### SOURCE PASSAGE
+--

Re: Memory Sizing Advice

From: <fitzjarrell_at_cox.net>
Date: Fri, 9 May 2008 08:11:12 -0700 (PDT)
Message-ID: <8362c98d-155b-4a89-8baa-00b3f78c0962@a70g2000hsh.googlegroups.com>


Comments embedded.
On May 9, 9:56 am, bhonaker <bhona..._at_gmail.com> wrote:
> On May 9, 10:06 am, "fitzjarr..._at_cox.net" <orat..._at_msn.com> wrote:
>
> > On May 9, 8:47 am, bhonaker <bhona..._at_gmail.com> wrote:
>
> > > > The question I have is, is there any downside to me buying, say, a 32G
> > > > box and setting the SGA size at 20G? Will I actually end up harming my
> > > > performance with an over-large SGA (assuming I have enough physical
> > > > memory to keep the box out of swap)?
>
> > > Since everyone is busy telling you how to tune instead of answering
> > > your question, you might have to infer that the answer is "No, there
> > > is no downside to adding memory."  That's my takeaway from no
> > > negatives pointed out anyway...
>
> > Then you're not reading the entire thread, as I posted that installing
> > all of the physical memory a server can accept, then allocating 80% of
> > that to the database would be wasteful, to say the least.
>
> To me "wasteful" does not translate to "harming performance"
>

In some cases you're correct, in others you may be wrong. Since you can't witness the affected system 'in action' you can't comment either way.

+--

### PROBLEMS TO SOLVE
a) In the memory sizing thread, what share of a server's physical memory is described as wasteful to allocate to the database?
b) Echo the memory sizing thread word for word, from "On May 9, 9:56 am, bhonaker" up to and including "out of swap)?".

+--

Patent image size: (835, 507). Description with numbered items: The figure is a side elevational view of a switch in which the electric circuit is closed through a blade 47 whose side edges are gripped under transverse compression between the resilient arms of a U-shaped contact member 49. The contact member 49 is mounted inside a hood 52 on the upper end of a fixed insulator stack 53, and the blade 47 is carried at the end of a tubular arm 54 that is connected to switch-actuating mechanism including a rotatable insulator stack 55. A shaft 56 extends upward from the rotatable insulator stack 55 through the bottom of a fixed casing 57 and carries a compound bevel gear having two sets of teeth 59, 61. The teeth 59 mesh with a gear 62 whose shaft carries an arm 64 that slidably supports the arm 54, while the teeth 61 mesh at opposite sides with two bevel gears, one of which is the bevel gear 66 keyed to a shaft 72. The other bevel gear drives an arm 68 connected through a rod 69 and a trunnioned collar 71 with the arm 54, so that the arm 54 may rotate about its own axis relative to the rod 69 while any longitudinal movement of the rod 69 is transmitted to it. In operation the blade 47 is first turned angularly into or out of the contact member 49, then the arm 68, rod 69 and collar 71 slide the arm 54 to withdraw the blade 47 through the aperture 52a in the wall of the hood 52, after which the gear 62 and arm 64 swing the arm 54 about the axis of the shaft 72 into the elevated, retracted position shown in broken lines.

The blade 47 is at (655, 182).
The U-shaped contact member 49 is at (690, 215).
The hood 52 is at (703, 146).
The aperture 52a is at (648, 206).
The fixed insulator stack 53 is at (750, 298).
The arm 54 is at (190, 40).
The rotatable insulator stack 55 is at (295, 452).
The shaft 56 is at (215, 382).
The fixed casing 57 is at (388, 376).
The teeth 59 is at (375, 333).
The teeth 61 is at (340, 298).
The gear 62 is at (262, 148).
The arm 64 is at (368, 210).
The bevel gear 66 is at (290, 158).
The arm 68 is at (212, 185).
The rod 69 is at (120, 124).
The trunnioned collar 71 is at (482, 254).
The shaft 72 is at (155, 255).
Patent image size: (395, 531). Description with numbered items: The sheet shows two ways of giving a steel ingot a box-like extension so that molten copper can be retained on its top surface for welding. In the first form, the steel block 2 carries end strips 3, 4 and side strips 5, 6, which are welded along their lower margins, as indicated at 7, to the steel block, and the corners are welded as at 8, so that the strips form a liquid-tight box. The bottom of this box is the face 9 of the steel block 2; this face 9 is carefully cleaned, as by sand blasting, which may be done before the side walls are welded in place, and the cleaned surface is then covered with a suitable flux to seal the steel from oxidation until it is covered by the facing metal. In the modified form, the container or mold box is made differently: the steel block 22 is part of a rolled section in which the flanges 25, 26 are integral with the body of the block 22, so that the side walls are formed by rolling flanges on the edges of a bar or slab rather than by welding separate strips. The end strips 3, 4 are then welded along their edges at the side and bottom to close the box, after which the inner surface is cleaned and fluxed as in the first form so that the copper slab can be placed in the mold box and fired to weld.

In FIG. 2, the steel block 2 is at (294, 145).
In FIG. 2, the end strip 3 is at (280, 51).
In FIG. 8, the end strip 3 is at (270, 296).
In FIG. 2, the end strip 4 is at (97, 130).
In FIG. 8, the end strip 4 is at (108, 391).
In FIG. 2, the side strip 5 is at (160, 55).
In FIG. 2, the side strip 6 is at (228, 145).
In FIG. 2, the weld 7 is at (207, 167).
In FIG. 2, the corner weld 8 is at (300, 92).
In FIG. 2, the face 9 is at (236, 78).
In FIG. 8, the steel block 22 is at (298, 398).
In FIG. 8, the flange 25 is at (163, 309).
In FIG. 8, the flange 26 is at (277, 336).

+--

### FINAL ANSWERS
a) 80%

b)
On May 9, 9:56 am, bhonaker <bhona..._at_gmail.com> wrote:
> On May 9, 10:06 am, "fitzjarr..._at_cox.net" <orat..._at_msn.com> wrote:
>
> > On May 9, 8:47 am, bhonaker <bhona..._at_gmail.com> wrote:
>
> > > > The question I have is, is there any downside to me buying, say, a 32G
> > > > box and setting the SGA size at 20G? Will I actually end up harming my
> > > > performance with an over-large SGA (assuming I have enough physical
> > > > memory to keep the box out of swap)?